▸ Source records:
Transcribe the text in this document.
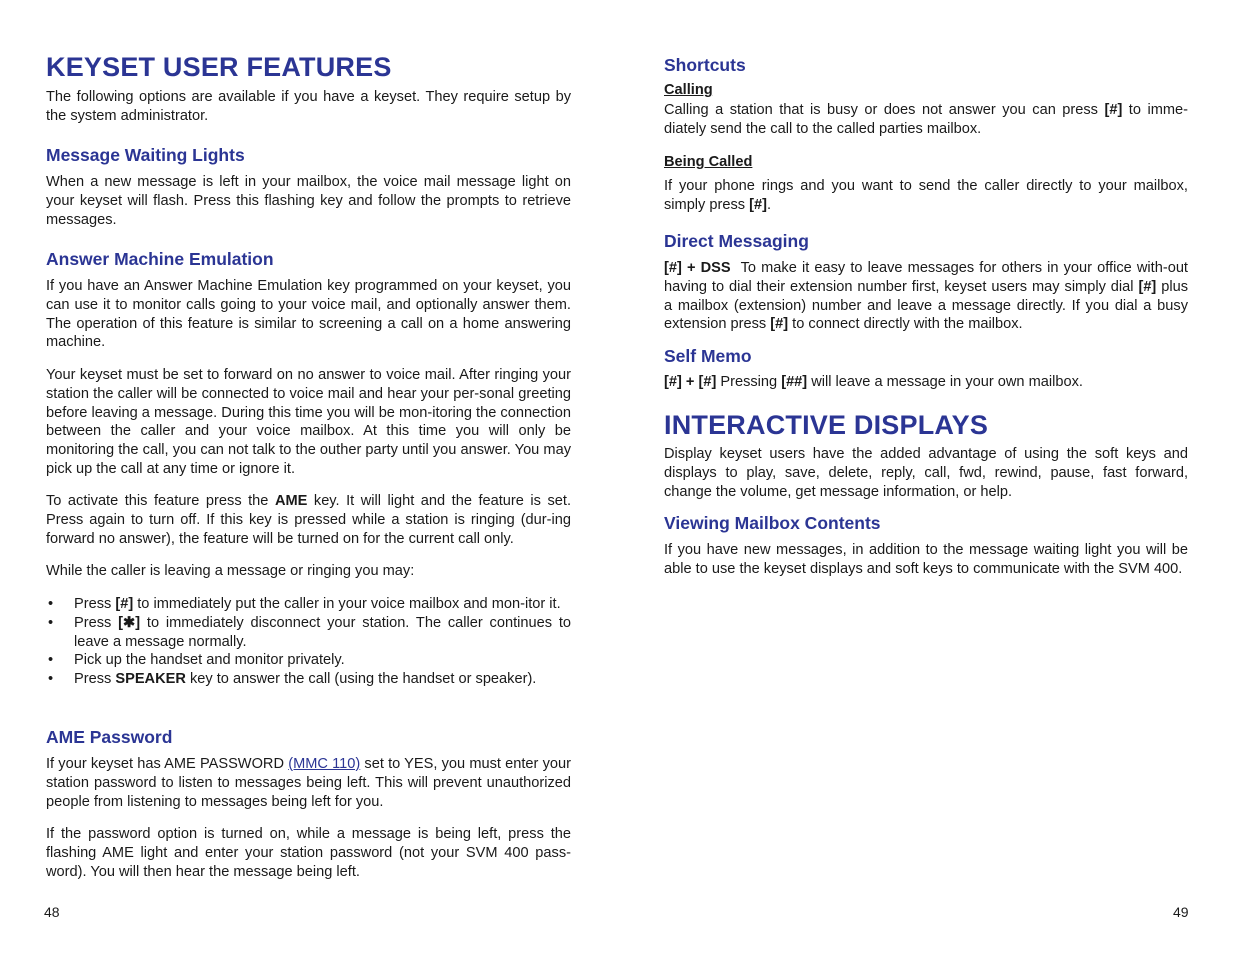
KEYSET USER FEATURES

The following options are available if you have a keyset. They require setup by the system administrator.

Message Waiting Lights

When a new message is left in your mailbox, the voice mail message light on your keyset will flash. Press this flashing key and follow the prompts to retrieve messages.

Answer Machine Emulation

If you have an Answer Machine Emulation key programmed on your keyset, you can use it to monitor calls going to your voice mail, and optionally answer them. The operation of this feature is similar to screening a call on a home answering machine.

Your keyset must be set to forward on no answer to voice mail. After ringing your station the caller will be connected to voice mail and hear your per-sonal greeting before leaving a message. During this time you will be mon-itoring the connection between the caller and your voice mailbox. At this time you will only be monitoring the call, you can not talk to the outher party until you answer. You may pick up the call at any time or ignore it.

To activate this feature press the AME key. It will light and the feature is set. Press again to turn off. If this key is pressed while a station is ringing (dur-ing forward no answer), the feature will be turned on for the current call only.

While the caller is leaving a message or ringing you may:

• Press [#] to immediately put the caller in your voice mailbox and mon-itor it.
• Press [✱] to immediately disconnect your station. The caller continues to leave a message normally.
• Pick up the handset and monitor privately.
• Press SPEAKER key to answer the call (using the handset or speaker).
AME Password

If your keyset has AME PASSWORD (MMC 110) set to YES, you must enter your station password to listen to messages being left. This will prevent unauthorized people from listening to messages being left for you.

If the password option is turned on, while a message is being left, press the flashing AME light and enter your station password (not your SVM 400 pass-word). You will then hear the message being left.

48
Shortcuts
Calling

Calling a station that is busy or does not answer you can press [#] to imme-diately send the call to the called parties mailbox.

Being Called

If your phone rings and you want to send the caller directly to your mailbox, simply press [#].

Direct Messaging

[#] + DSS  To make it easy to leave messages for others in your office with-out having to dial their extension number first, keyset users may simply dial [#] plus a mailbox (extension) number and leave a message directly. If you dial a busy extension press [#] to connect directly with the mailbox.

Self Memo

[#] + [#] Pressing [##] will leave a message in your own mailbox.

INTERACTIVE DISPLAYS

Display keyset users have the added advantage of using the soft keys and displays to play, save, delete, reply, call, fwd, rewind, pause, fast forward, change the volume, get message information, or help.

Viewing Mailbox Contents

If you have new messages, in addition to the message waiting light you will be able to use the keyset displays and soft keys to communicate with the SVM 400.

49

---

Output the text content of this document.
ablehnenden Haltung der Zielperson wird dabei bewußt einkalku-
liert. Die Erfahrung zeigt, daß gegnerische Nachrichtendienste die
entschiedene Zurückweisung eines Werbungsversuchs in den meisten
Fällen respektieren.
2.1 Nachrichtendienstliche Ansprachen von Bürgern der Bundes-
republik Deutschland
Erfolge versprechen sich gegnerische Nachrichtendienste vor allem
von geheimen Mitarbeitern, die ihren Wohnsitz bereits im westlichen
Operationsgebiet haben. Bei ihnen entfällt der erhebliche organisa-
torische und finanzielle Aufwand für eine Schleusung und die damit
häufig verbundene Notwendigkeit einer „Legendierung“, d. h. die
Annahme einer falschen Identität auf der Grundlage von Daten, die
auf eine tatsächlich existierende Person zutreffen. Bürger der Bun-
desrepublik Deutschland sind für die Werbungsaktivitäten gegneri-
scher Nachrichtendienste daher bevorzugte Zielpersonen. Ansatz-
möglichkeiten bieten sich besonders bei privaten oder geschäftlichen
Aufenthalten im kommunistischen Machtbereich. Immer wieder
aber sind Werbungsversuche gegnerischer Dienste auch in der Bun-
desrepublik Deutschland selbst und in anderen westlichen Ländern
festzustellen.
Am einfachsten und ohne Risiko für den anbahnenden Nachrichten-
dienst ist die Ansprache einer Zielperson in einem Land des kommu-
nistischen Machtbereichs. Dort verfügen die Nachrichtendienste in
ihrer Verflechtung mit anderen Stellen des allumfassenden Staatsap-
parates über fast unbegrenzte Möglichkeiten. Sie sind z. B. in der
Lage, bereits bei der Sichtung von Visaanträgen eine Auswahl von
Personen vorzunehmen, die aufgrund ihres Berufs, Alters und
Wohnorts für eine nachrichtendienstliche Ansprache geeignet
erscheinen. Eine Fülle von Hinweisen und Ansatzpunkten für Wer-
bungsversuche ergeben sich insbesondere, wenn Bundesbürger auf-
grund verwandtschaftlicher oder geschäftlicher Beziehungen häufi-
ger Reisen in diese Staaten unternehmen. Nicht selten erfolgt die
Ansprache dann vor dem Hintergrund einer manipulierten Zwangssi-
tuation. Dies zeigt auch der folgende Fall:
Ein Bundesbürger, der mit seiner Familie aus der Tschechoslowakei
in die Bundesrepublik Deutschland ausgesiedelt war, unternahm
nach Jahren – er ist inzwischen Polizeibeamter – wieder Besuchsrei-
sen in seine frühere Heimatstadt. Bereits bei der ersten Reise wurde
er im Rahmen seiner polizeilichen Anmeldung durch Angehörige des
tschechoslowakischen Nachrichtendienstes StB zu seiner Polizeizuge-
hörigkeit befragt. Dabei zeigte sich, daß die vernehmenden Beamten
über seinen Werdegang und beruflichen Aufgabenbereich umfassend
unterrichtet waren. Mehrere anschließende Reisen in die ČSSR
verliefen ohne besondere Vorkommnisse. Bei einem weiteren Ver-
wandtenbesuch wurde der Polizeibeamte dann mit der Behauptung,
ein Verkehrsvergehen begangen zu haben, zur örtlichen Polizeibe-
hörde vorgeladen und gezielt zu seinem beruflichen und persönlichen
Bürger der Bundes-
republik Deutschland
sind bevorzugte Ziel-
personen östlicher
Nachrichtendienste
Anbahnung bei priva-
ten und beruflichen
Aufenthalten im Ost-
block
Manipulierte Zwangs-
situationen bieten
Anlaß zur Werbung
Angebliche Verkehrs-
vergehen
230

▸ THE EXERCISE:
From the material above, copy each line that includes the word "wurde".

▸ OUTPUT:
sen in seine frühere Heimatstadt. Bereits bei der ersten Reise wurde
wandtenbesuch wurde der Polizeibeamte dann mit der Behauptung,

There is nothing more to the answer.